- _Task instructions_: Select all lines holding the word "this" from the entries that follow.

- _Stored entries_:
>> start

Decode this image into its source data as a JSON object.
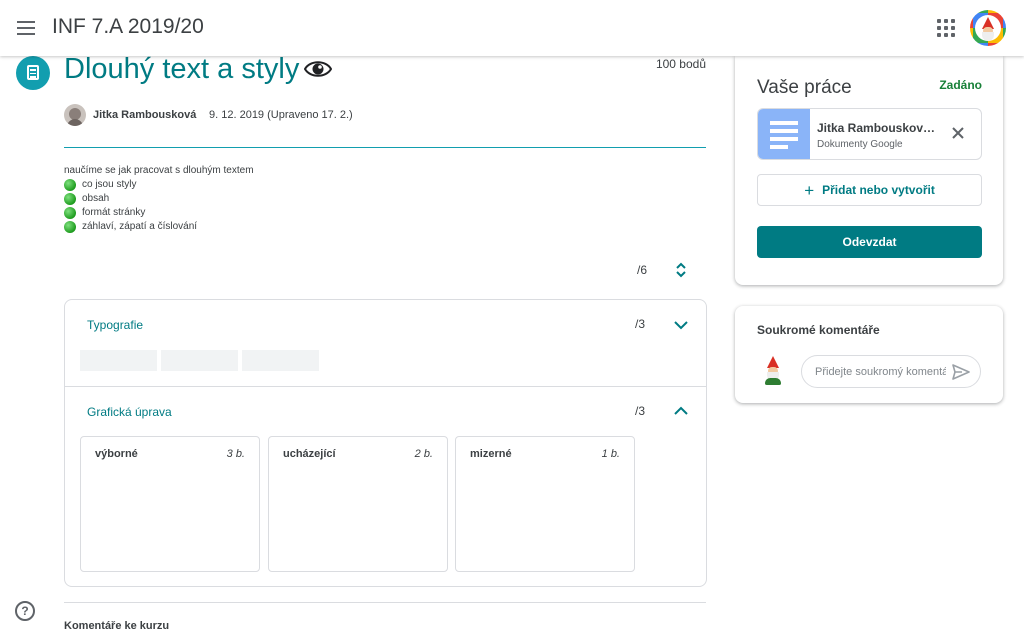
{
  "header": {
    "class_title": "INF 7.A 2019/20",
    "icons": {
      "menu": "menu-icon",
      "apps": "apps-grid-icon",
      "account": "account-avatar"
    }
  },
  "assignment": {
    "title": "Dlouhý text a styly",
    "points": "100 bodů",
    "author": "Jitka Rambousková",
    "date": "9. 12. 2019 (Upraveno 17. 2.)",
    "description_intro": "naučíme se jak pracovat s dlouhým textem",
    "bullets": [
      "co jsou styly",
      "obsah",
      "formát stránky",
      "záhlaví, zápatí a číslování"
    ]
  },
  "rubric": {
    "total": "/6",
    "criteria": [
      {
        "title": "Typografie",
        "score": "/3",
        "expanded": false
      },
      {
        "title": "Grafická úprava",
        "score": "/3",
        "expanded": true,
        "levels": [
          {
            "name": "výborné",
            "points": "3 b."
          },
          {
            "name": "ucházející",
            "points": "2 b."
          },
          {
            "name": "mizerné",
            "points": "1 b."
          }
        ]
      }
    ]
  },
  "course_comments": {
    "title": "Komentáře ke kurzu"
  },
  "your_work": {
    "title": "Vaše práce",
    "status": "Zadáno",
    "attachment": {
      "name": "Jitka Rambouskov…",
      "type": "Dokumenty Google"
    },
    "add_label": "Přidat nebo vytvořit",
    "submit_label": "Odevzdat"
  },
  "private_comments": {
    "title": "Soukromé komentáře",
    "placeholder": "Přidejte soukromý komentář…"
  },
  "colors": {
    "accent": "#007b83",
    "teal_icon": "#129eaf",
    "status_green": "#188038",
    "docs_blue": "#8ab4f8"
  }
}
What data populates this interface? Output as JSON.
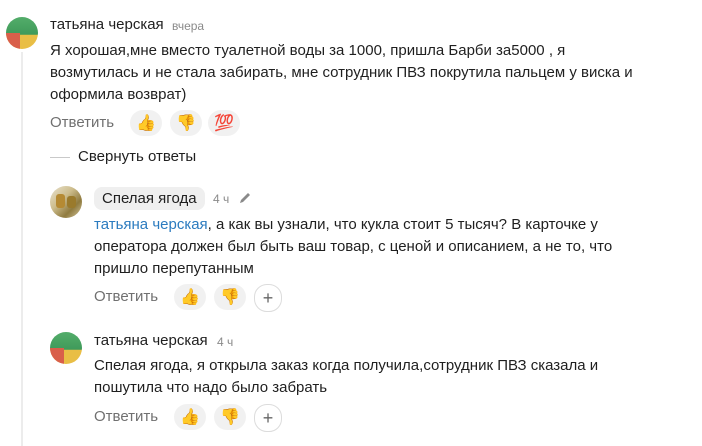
{
  "comment1": {
    "author": "татьяна черская",
    "time": "вчера",
    "text_lines": [
      "Я хорошая,мне вместо туалетной воды за 1000, пришла Барби за5000 , я",
      "возмутилась и не стала забирать, мне сотрудник ПВЗ покрутила пальцем у виска и",
      "оформила возврат)"
    ],
    "reply_label": "Ответить",
    "reactions": [
      "👍",
      "👎",
      "💯"
    ]
  },
  "collapse_label": "Свернуть ответы",
  "reply1": {
    "author": "Спелая ягода",
    "time": "4 ч",
    "mention": "татьяна черская",
    "text_first_rest": ", а как вы узнали, что кукла стоит 5 тысяч? В карточке у",
    "text_lines": [
      "оператора должен был быть ваш товар, с ценой и описанием, а не то, что",
      "пришло перепутанным"
    ],
    "reply_label": "Ответить",
    "reactions": [
      "👍",
      "👎",
      "+"
    ]
  },
  "reply2": {
    "author": "татьяна черская",
    "time": "4 ч",
    "text_lines": [
      "Спелая ягода, я открыла заказ когда получила,сотрудник ПВЗ сказала и",
      "пошутила что надо было забрать"
    ],
    "reply_label": "Ответить",
    "reactions": [
      "👍",
      "👎",
      "+"
    ]
  },
  "colors": {
    "mention": "#2b7bbf",
    "secondary_text": "#707070",
    "reaction_bg": "#f1f1f1"
  }
}
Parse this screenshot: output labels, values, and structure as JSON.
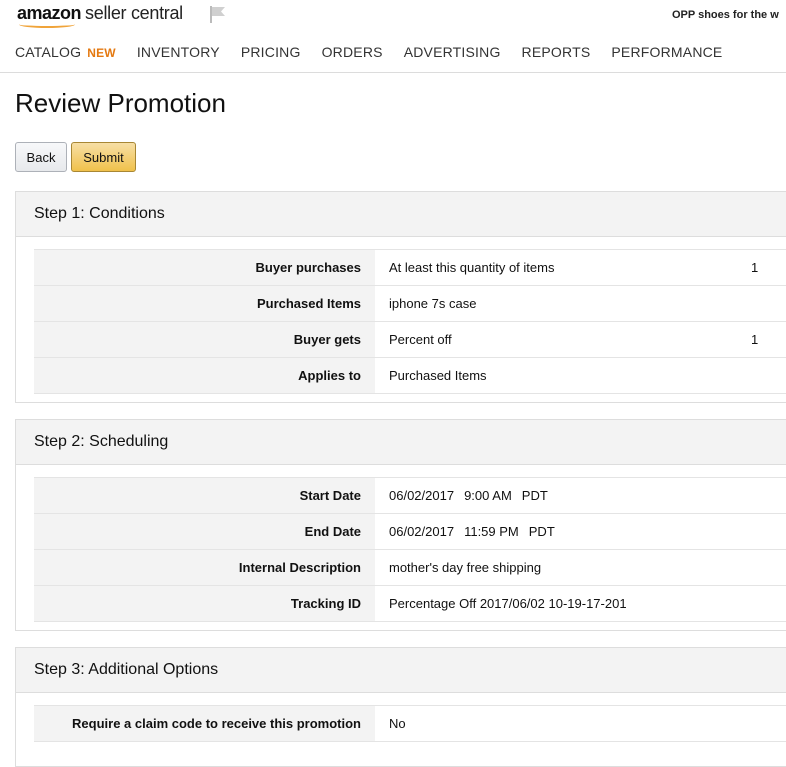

>> end

- _Expected answer_:
Decode this image into its source data as a JSON object.
What data populates this interface? Output as JSON.
Parse this screenshot: output labels, values, and structure as JSON.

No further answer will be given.